Your task: Repeat each line of the material below exactly as it appears, minus any pictures.

Stored records:
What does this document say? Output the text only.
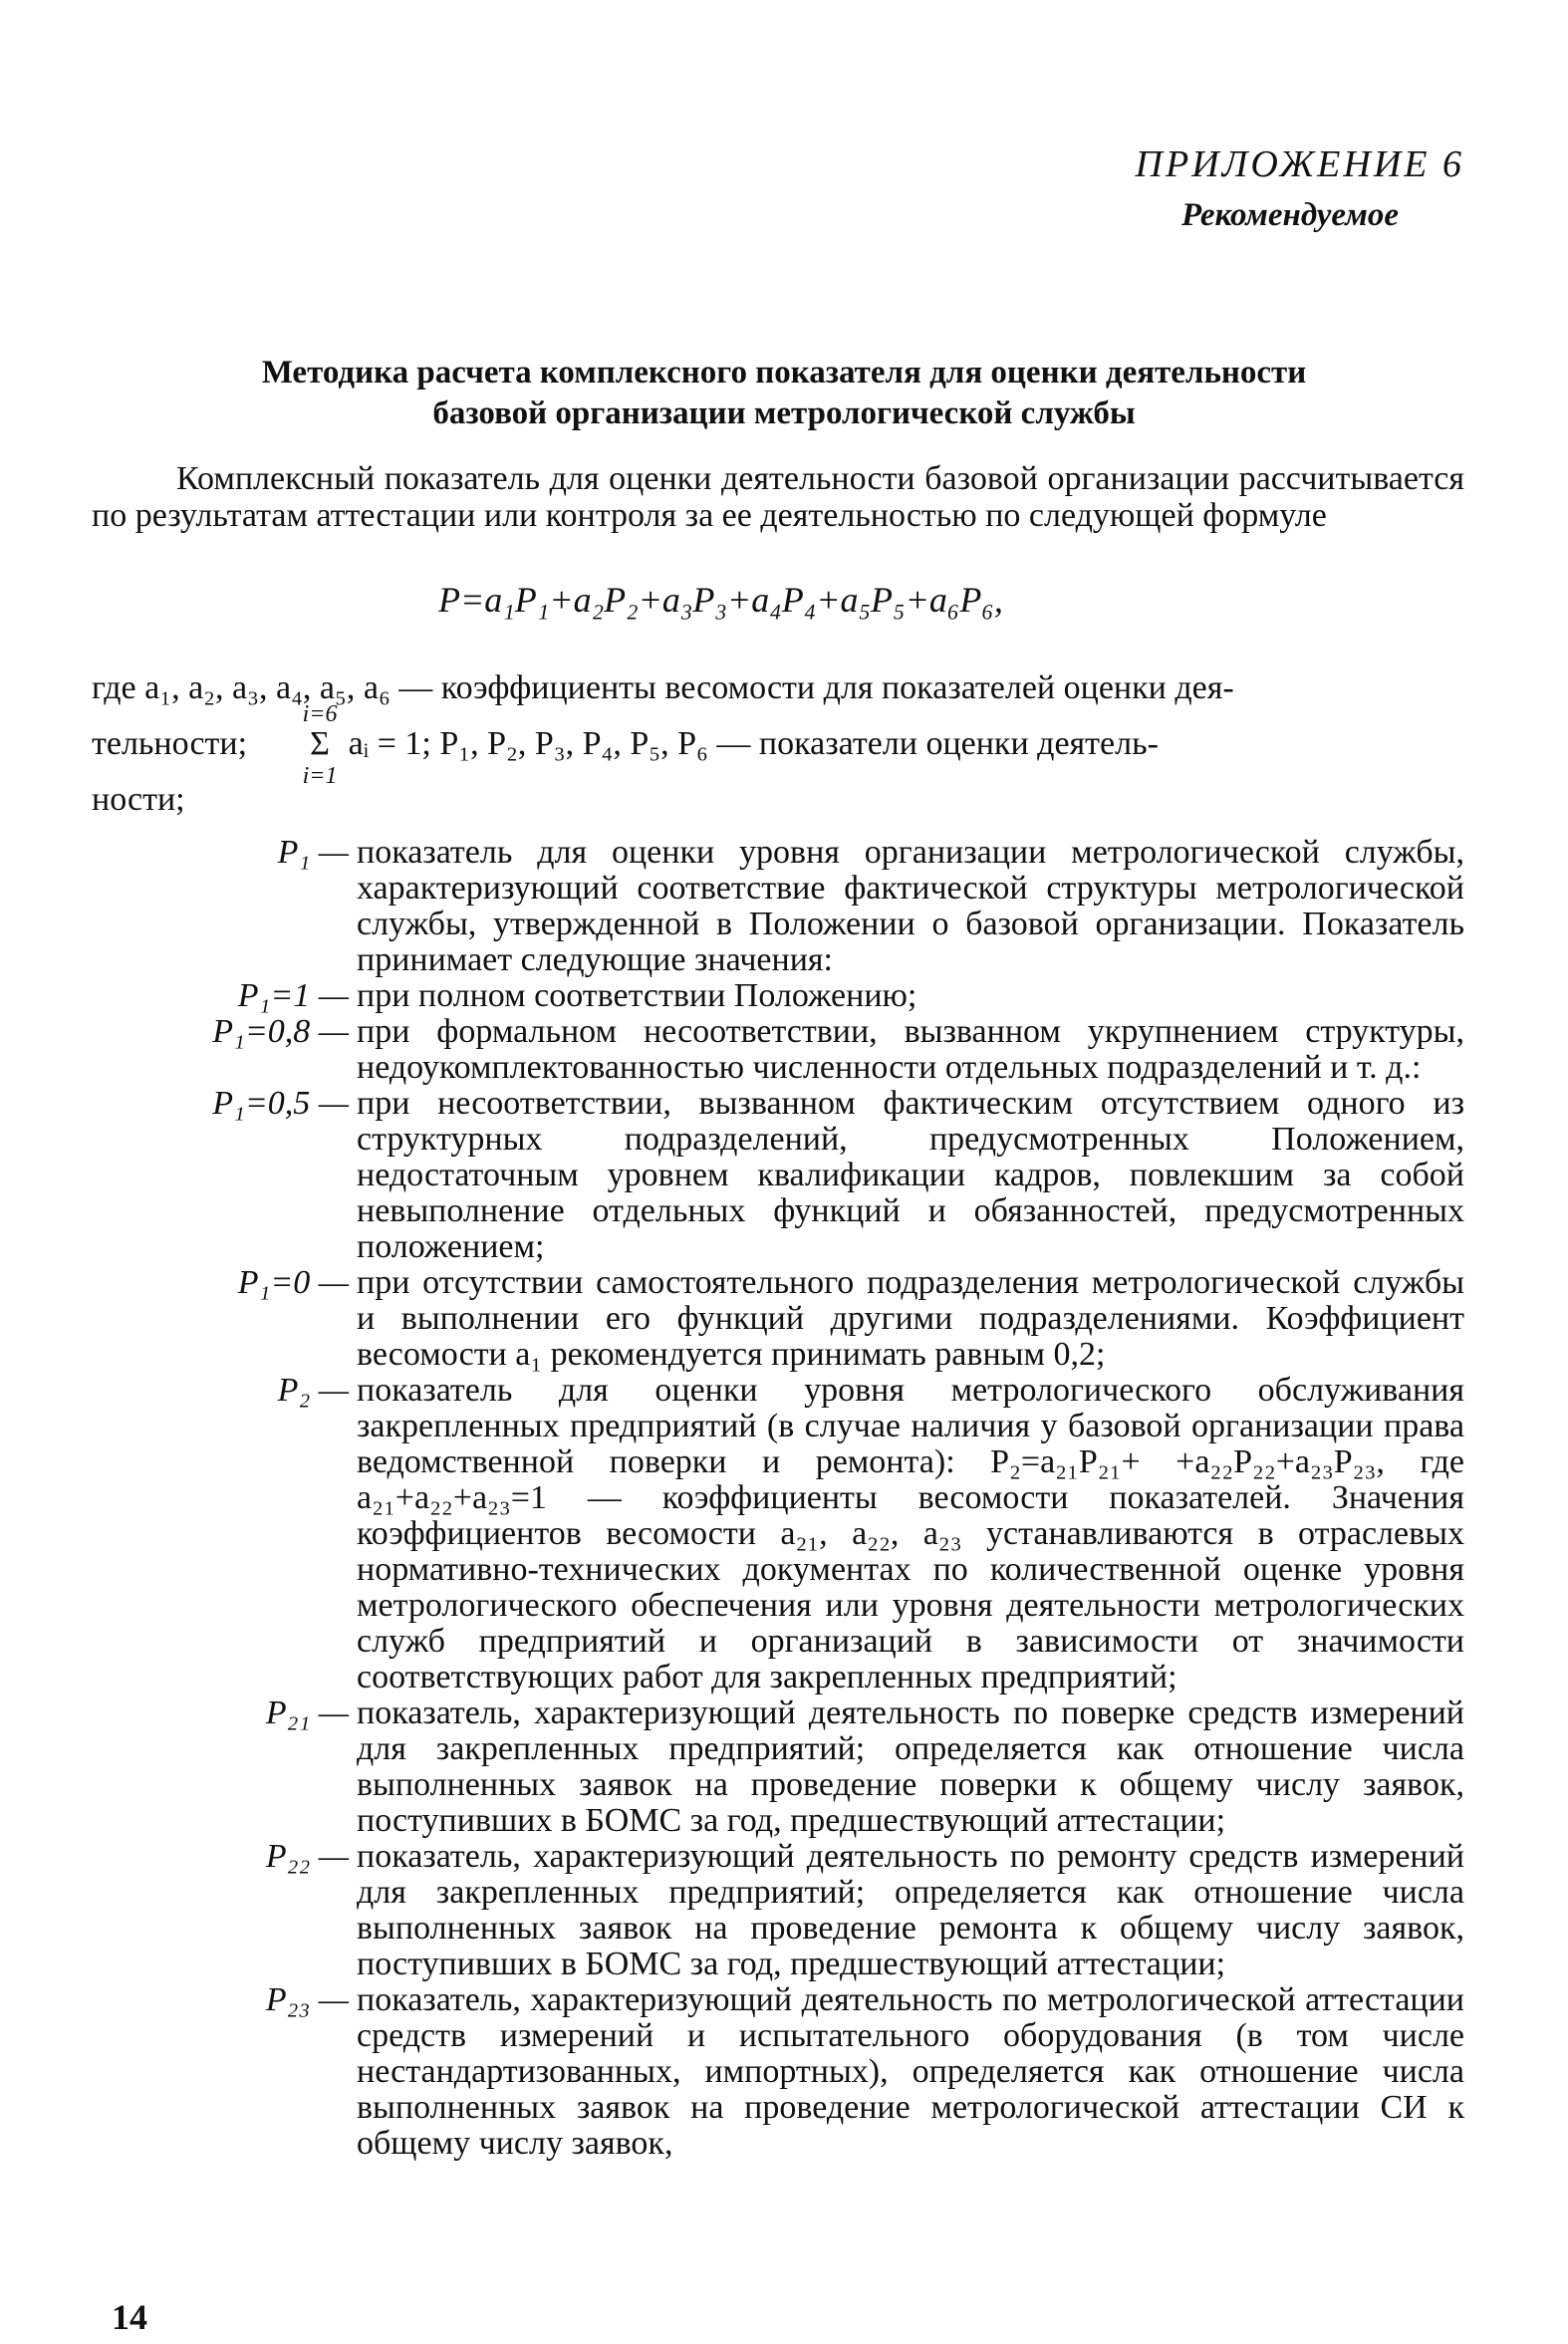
ПРИЛОЖЕНИЕ 6
Рекомендуемое
Методика расчета комплексного показателя для оценки деятельности
базовой организации метрологической службы

Комплексный показатель для оценки деятельности базовой организации рассчитывается по результатам аттестации или контроля за ее деятельностью по следующей формуле

P=a₁P₁+a₂P₂+a₃P₃+a₄P₄+a₅P₅+a₆P₆,

где a₁, a₂, a₃, a₄, a₅, a₆ — коэффициенты весомости для показателей оценки дея-

тельности;
i=6
Σ
i=1
aᵢ = 1; P₁, P₂, P₃, P₄, P₅, P₆ — показатели оценки деятель-

ности;

P₁ — показатель для оценки уровня организации метрологической службы, характеризующий соответствие фактической структуры метрологической службы, утвержденной в Положении о базовой организации. Показатель принимает следующие значения:
P₁=1 — при полном соответствии Положению;
P₁=0,8 — при формальном несоответствии, вызванном укрупнением структуры, недоукомплектованностью численности отдельных подразделений и т. д.:
P₁=0,5 — при несоответствии, вызванном фактическим отсутствием одного из структурных подразделений, предусмотренных Положением, недостаточным уровнем квалификации кадров, повлекшим за собой невыполнение отдельных функций и обязанностей, предусмотренных положением;
P₁=0 — при отсутствии самостоятельного подразделения метрологической службы и выполнении его функций другими подразделениями. Коэффициент весомости a₁ рекомендуется принимать равным 0,2;
P₂ — показатель для оценки уровня метрологического обслуживания закрепленных предприятий (в случае наличия у базовой организации права ведомственной поверки и ремонта): P₂=a₂₁P₂₁+ +a₂₂P₂₂+a₂₃P₂₃, где a₂₁+a₂₂+a₂₃=1 — коэффициенты весомости показателей. Значения коэффициентов весомости a₂₁, a₂₂, a₂₃ устанавливаются в отраслевых нормативно-технических документах по количественной оценке уровня метрологического обеспечения или уровня деятельности метрологических служб предприятий и организаций в зависимости от значимости соответствующих работ для закрепленных предприятий;
P₂₁ — показатель, характеризующий деятельность по поверке средств измерений для закрепленных предприятий; определяется как отношение числа выполненных заявок на проведение поверки к общему числу заявок, поступивших в БОМС за год, предшествующий аттестации;
P₂₂ — показатель, характеризующий деятельность по ремонту средств измерений для закрепленных предприятий; определяется как отношение числа выполненных заявок на проведение ремонта к общему числу заявок, поступивших в БОМС за год, предшествующий аттестации;
P₂₃ — показатель, характеризующий деятельность по метрологической аттестации средств измерений и испытательного оборудования (в том числе нестандартизованных, импортных), определяется как отношение числа выполненных заявок на проведение метрологической аттестации СИ к общему числу заявок,
14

Response to this exercise:
What does this document say? Output the text only.
ПРИЛОЖЕНИЕ 6
Рекомендуемое
Методика расчета комплексного показателя для оценки деятельности
базовой организации метрологической службы

Комплексный показатель для оценки деятельности базовой организации рассчитывается по результатам аттестации или контроля за ее деятельностью по следующей формуле

P=a₁P₁+a₂P₂+a₃P₃+a₄P₄+a₅P₅+a₆P₆,

где a₁, a₂, a₃, a₄, a₅, a₆ — коэффициенты весомости для показателей оценки дея-

тельности;
i=6
Σ
i=1
aᵢ = 1; P₁, P₂, P₃, P₄, P₅, P₆ — показатели оценки деятель-

ности;

P₁ — показатель для оценки уровня организации метрологической службы, характеризующий соответствие фактической структуры метрологической службы, утвержденной в Положении о базовой организации. Показатель принимает следующие значения:
P₁=1 — при полном соответствии Положению;
P₁=0,8 — при формальном несоответствии, вызванном укрупнением структуры, недоукомплектованностью численности отдельных подразделений и т. д.:
P₁=0,5 — при несоответствии, вызванном фактическим отсутствием одного из структурных подразделений, предусмотренных Положением, недостаточным уровнем квалификации кадров, повлекшим за собой невыполнение отдельных функций и обязанностей, предусмотренных положением;
P₁=0 — при отсутствии самостоятельного подразделения метрологической службы и выполнении его функций другими подразделениями. Коэффициент весомости a₁ рекомендуется принимать равным 0,2;
P₂ — показатель для оценки уровня метрологического обслуживания закрепленных предприятий (в случае наличия у базовой организации права ведомственной поверки и ремонта): P₂=a₂₁P₂₁+ +a₂₂P₂₂+a₂₃P₂₃, где a₂₁+a₂₂+a₂₃=1 — коэффициенты весомости показателей. Значения коэффициентов весомости a₂₁, a₂₂, a₂₃ устанавливаются в отраслевых нормативно-технических документах по количественной оценке уровня метрологического обеспечения или уровня деятельности метрологических служб предприятий и организаций в зависимости от значимости соответствующих работ для закрепленных предприятий;
P₂₁ — показатель, характеризующий деятельность по поверке средств измерений для закрепленных предприятий; определяется как отношение числа выполненных заявок на проведение поверки к общему числу заявок, поступивших в БОМС за год, предшествующий аттестации;
P₂₂ — показатель, характеризующий деятельность по ремонту средств измерений для закрепленных предприятий; определяется как отношение числа выполненных заявок на проведение ремонта к общему числу заявок, поступивших в БОМС за год, предшествующий аттестации;
P₂₃ — показатель, характеризующий деятельность по метрологической аттестации средств измерений и испытательного оборудования (в том числе нестандартизованных, импортных), определяется как отношение числа выполненных заявок на проведение метрологической аттестации СИ к общему числу заявок,
14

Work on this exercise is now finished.